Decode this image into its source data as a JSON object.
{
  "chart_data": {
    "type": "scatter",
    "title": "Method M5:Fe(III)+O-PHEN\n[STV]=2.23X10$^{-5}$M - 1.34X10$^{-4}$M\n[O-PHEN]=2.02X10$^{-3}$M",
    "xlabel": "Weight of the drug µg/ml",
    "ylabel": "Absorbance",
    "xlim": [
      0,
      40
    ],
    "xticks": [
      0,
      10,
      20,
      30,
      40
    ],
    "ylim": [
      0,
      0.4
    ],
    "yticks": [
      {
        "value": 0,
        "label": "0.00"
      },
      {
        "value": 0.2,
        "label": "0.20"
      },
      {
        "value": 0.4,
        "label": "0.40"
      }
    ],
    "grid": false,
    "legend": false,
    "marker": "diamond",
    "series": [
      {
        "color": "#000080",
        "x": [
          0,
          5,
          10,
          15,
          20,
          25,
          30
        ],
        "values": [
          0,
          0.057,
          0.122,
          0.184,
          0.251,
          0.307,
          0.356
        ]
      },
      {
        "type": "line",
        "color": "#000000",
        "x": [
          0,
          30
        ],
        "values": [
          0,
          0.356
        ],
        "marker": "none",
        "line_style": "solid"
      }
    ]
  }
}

= = = = = = =

- Exercise description -
Give the records above again, word for word.

- Answer for this exercise -
Decode this image into its source data as a JSON object.
{
  "chart_data": {
    "type": "scatter",
    "title": "Method M5:Fe(III)+O-PHEN\n[STV]=2.23X10$^{-5}$M - 1.34X10$^{-4}$M\n[O-PHEN]=2.02X10$^{-3}$M",
    "xlabel": "Weight of the drug µg/ml",
    "ylabel": "Absorbance",
    "xlim": [
      0,
      40
    ],
    "xticks": [
      0,
      10,
      20,
      30,
      40
    ],
    "ylim": [
      0,
      0.4
    ],
    "yticks": [
      {
        "value": 0,
        "label": "0.00"
      },
      {
        "value": 0.2,
        "label": "0.20"
      },
      {
        "value": 0.4,
        "label": "0.40"
      }
    ],
    "grid": false,
    "legend": false,
    "marker": "diamond",
    "series": [
      {
        "color": "#000080",
        "x": [
          0,
          5,
          10,
          15,
          20,
          25,
          30
        ],
        "values": [
          0,
          0.057,
          0.122,
          0.184,
          0.251,
          0.307,
          0.356
        ]
      },
      {
        "type": "line",
        "color": "#000000",
        "x": [
          0,
          30
        ],
        "values": [
          0,
          0.356
        ],
        "marker": "none",
        "line_style": "solid"
      }
    ]
  }
}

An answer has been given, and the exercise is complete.